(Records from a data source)
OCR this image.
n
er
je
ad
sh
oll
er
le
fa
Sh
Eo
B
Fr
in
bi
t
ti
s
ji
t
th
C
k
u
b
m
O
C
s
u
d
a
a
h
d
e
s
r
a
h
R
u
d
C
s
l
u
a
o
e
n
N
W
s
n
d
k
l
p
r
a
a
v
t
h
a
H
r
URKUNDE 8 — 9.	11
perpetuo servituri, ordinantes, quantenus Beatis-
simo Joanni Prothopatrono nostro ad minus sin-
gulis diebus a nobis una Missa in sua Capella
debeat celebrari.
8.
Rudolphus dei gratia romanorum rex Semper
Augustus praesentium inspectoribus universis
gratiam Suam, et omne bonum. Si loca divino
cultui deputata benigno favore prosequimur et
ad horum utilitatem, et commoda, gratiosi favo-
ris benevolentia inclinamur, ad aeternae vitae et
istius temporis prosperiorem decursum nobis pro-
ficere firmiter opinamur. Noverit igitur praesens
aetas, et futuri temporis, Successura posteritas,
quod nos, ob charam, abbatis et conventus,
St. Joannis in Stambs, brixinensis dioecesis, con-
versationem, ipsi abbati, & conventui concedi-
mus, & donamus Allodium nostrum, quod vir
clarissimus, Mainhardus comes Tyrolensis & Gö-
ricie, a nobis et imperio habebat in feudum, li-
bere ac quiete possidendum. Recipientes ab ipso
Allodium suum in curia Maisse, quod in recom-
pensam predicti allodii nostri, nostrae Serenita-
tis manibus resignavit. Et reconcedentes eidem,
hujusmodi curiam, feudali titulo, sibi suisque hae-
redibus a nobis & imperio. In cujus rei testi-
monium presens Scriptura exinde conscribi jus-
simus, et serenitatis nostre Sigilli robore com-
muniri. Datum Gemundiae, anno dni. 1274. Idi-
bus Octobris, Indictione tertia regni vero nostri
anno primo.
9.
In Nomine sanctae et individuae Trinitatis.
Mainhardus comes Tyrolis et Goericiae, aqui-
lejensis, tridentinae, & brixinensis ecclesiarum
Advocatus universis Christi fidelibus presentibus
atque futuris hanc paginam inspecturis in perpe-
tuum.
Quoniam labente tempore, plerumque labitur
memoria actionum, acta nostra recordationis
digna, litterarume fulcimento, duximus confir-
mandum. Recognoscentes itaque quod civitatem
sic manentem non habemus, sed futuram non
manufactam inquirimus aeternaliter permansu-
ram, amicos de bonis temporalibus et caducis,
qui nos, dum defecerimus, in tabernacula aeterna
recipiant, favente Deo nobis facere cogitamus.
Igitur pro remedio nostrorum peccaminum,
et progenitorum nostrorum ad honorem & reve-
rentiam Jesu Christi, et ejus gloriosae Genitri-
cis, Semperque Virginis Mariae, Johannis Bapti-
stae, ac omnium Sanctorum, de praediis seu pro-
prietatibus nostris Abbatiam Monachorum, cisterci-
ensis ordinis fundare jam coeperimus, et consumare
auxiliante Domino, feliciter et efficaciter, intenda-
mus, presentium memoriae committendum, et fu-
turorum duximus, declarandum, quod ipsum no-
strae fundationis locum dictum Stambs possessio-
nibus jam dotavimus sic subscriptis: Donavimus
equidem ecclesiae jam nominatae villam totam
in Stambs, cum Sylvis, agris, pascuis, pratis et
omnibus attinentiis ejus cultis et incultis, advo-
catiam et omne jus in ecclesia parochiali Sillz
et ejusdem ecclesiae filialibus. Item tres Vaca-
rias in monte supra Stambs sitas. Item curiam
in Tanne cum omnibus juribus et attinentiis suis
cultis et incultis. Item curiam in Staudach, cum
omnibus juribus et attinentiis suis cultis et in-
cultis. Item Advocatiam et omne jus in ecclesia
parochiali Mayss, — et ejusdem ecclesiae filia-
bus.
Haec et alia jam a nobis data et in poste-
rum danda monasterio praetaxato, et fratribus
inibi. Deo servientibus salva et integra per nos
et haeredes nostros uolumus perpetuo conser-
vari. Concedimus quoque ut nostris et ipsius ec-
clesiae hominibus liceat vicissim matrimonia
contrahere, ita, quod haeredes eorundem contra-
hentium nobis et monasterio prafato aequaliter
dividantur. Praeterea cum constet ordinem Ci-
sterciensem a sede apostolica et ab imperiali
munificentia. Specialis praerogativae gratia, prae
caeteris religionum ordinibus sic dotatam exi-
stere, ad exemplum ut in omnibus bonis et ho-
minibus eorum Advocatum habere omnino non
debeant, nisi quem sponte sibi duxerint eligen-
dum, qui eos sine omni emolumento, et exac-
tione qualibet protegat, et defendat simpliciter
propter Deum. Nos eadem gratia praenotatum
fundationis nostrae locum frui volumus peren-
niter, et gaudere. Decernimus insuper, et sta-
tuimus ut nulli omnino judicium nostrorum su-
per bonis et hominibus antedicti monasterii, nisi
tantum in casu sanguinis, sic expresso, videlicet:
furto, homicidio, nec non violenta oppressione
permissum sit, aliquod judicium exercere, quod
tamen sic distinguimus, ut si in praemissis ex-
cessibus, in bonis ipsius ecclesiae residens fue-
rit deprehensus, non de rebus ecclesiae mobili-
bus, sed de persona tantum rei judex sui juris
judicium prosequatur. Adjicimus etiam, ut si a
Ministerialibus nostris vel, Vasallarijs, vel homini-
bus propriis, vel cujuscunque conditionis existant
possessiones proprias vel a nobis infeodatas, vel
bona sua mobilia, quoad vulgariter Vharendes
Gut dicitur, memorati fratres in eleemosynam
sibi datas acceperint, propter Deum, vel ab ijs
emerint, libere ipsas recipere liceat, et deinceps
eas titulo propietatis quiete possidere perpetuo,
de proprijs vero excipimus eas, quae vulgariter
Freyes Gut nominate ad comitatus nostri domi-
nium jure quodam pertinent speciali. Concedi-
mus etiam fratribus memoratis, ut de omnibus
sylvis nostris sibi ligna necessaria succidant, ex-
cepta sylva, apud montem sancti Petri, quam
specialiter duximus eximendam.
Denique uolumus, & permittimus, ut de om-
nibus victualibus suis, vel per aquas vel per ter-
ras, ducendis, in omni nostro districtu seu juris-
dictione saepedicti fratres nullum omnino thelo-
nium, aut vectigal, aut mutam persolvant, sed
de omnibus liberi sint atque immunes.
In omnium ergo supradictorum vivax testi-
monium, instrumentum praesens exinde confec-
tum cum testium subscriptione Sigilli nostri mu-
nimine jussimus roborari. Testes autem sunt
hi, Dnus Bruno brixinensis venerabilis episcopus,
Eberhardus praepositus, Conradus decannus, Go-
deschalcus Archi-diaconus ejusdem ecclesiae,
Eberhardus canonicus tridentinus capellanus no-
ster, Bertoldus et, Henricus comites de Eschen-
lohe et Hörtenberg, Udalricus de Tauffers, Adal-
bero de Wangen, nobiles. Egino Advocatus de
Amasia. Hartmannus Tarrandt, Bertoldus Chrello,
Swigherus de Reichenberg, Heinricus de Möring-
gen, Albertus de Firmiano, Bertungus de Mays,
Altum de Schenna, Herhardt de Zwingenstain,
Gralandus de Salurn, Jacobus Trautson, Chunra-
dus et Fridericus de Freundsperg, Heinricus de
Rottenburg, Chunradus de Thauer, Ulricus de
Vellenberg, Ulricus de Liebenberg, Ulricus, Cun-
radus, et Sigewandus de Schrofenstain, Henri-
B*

* [TASK TO COMPLETE]: The records above must be output exactly, in full.

* [SOLUTION FOR THIS TASK]:
OCR this image.
n
er
je
ad
sh
oll
er
le
fa
Sh
Eo
B
Fr
in
bi
t
ti
s
ji
t
th
C
k
u
b
m
O
C
s
u
d
a
a
h
d
e
s
r
a
h
R
u
d
C
s
l
u
a
o
e
n
N
W
s
n
d
k
l
p
r
a
a
v
t
h
a
H
r
URKUNDE 8 — 9.	11
perpetuo servituri, ordinantes, quantenus Beatis-
simo Joanni Prothopatrono nostro ad minus sin-
gulis diebus a nobis una Missa in sua Capella
debeat celebrari.
8.
Rudolphus dei gratia romanorum rex Semper
Augustus praesentium inspectoribus universis
gratiam Suam, et omne bonum. Si loca divino
cultui deputata benigno favore prosequimur et
ad horum utilitatem, et commoda, gratiosi favo-
ris benevolentia inclinamur, ad aeternae vitae et
istius temporis prosperiorem decursum nobis pro-
ficere firmiter opinamur. Noverit igitur praesens
aetas, et futuri temporis, Successura posteritas,
quod nos, ob charam, abbatis et conventus,
St. Joannis in Stambs, brixinensis dioecesis, con-
versationem, ipsi abbati, & conventui concedi-
mus, & donamus Allodium nostrum, quod vir
clarissimus, Mainhardus comes Tyrolensis & Gö-
ricie, a nobis et imperio habebat in feudum, li-
bere ac quiete possidendum. Recipientes ab ipso
Allodium suum in curia Maisse, quod in recom-
pensam predicti allodii nostri, nostrae Serenita-
tis manibus resignavit. Et reconcedentes eidem,
hujusmodi curiam, feudali titulo, sibi suisque hae-
redibus a nobis & imperio. In cujus rei testi-
monium presens Scriptura exinde conscribi jus-
simus, et serenitatis nostre Sigilli robore com-
muniri. Datum Gemundiae, anno dni. 1274. Idi-
bus Octobris, Indictione tertia regni vero nostri
anno primo.
9.
In Nomine sanctae et individuae Trinitatis.
Mainhardus comes Tyrolis et Goericiae, aqui-
lejensis, tridentinae, & brixinensis ecclesiarum
Advocatus universis Christi fidelibus presentibus
atque futuris hanc paginam inspecturis in perpe-
tuum.
Quoniam labente tempore, plerumque labitur
memoria actionum, acta nostra recordationis
digna, litterarume fulcimento, duximus confir-
mandum. Recognoscentes itaque quod civitatem
sic manentem non habemus, sed futuram non
manufactam inquirimus aeternaliter permansu-
ram, amicos de bonis temporalibus et caducis,
qui nos, dum defecerimus, in tabernacula aeterna
recipiant, favente Deo nobis facere cogitamus.
Igitur pro remedio nostrorum peccaminum,
et progenitorum nostrorum ad honorem & reve-
rentiam Jesu Christi, et ejus gloriosae Genitri-
cis, Semperque Virginis Mariae, Johannis Bapti-
stae, ac omnium Sanctorum, de praediis seu pro-
prietatibus nostris Abbatiam Monachorum, cisterci-
ensis ordinis fundare jam coeperimus, et consumare
auxiliante Domino, feliciter et efficaciter, intenda-
mus, presentium memoriae committendum, et fu-
turorum duximus, declarandum, quod ipsum no-
strae fundationis locum dictum Stambs possessio-
nibus jam dotavimus sic subscriptis: Donavimus
equidem ecclesiae jam nominatae villam totam
in Stambs, cum Sylvis, agris, pascuis, pratis et
omnibus attinentiis ejus cultis et incultis, advo-
catiam et omne jus in ecclesia parochiali Sillz
et ejusdem ecclesiae filialibus. Item tres Vaca-
rias in monte supra Stambs sitas. Item curiam
in Tanne cum omnibus juribus et attinentiis suis
cultis et incultis. Item curiam in Staudach, cum
omnibus juribus et attinentiis suis cultis et in-
cultis. Item Advocatiam et omne jus in ecclesia
parochiali Mayss, — et ejusdem ecclesiae filia-
bus.
Haec et alia jam a nobis data et in poste-
rum danda monasterio praetaxato, et fratribus
inibi. Deo servientibus salva et integra per nos
et haeredes nostros uolumus perpetuo conser-
vari. Concedimus quoque ut nostris et ipsius ec-
clesiae hominibus liceat vicissim matrimonia
contrahere, ita, quod haeredes eorundem contra-
hentium nobis et monasterio prafato aequaliter
dividantur. Praeterea cum constet ordinem Ci-
sterciensem a sede apostolica et ab imperiali
munificentia. Specialis praerogativae gratia, prae
caeteris religionum ordinibus sic dotatam exi-
stere, ad exemplum ut in omnibus bonis et ho-
minibus eorum Advocatum habere omnino non
debeant, nisi quem sponte sibi duxerint eligen-
dum, qui eos sine omni emolumento, et exac-
tione qualibet protegat, et defendat simpliciter
propter Deum. Nos eadem gratia praenotatum
fundationis nostrae locum frui volumus peren-
niter, et gaudere. Decernimus insuper, et sta-
tuimus ut nulli omnino judicium nostrorum su-
per bonis et hominibus antedicti monasterii, nisi
tantum in casu sanguinis, sic expresso, videlicet:
furto, homicidio, nec non violenta oppressione
permissum sit, aliquod judicium exercere, quod
tamen sic distinguimus, ut si in praemissis ex-
cessibus, in bonis ipsius ecclesiae residens fue-
rit deprehensus, non de rebus ecclesiae mobili-
bus, sed de persona tantum rei judex sui juris
judicium prosequatur. Adjicimus etiam, ut si a
Ministerialibus nostris vel, Vasallarijs, vel homini-
bus propriis, vel cujuscunque conditionis existant
possessiones proprias vel a nobis infeodatas, vel
bona sua mobilia, quoad vulgariter Vharendes
Gut dicitur, memorati fratres in eleemosynam
sibi datas acceperint, propter Deum, vel ab ijs
emerint, libere ipsas recipere liceat, et deinceps
eas titulo propietatis quiete possidere perpetuo,
de proprijs vero excipimus eas, quae vulgariter
Freyes Gut nominate ad comitatus nostri domi-
nium jure quodam pertinent speciali. Concedi-
mus etiam fratribus memoratis, ut de omnibus
sylvis nostris sibi ligna necessaria succidant, ex-
cepta sylva, apud montem sancti Petri, quam
specialiter duximus eximendam.
Denique uolumus, & permittimus, ut de om-
nibus victualibus suis, vel per aquas vel per ter-
ras, ducendis, in omni nostro districtu seu juris-
dictione saepedicti fratres nullum omnino thelo-
nium, aut vectigal, aut mutam persolvant, sed
de omnibus liberi sint atque immunes.
In omnium ergo supradictorum vivax testi-
monium, instrumentum praesens exinde confec-
tum cum testium subscriptione Sigilli nostri mu-
nimine jussimus roborari. Testes autem sunt
hi, Dnus Bruno brixinensis venerabilis episcopus,
Eberhardus praepositus, Conradus decannus, Go-
deschalcus Archi-diaconus ejusdem ecclesiae,
Eberhardus canonicus tridentinus capellanus no-
ster, Bertoldus et, Henricus comites de Eschen-
lohe et Hörtenberg, Udalricus de Tauffers, Adal-
bero de Wangen, nobiles. Egino Advocatus de
Amasia. Hartmannus Tarrandt, Bertoldus Chrello,
Swigherus de Reichenberg, Heinricus de Möring-
gen, Albertus de Firmiano, Bertungus de Mays,
Altum de Schenna, Herhardt de Zwingenstain,
Gralandus de Salurn, Jacobus Trautson, Chunra-
dus et Fridericus de Freundsperg, Heinricus de
Rottenburg, Chunradus de Thauer, Ulricus de
Vellenberg, Ulricus de Liebenberg, Ulricus, Cun-
radus, et Sigewandus de Schrofenstain, Henri-
B*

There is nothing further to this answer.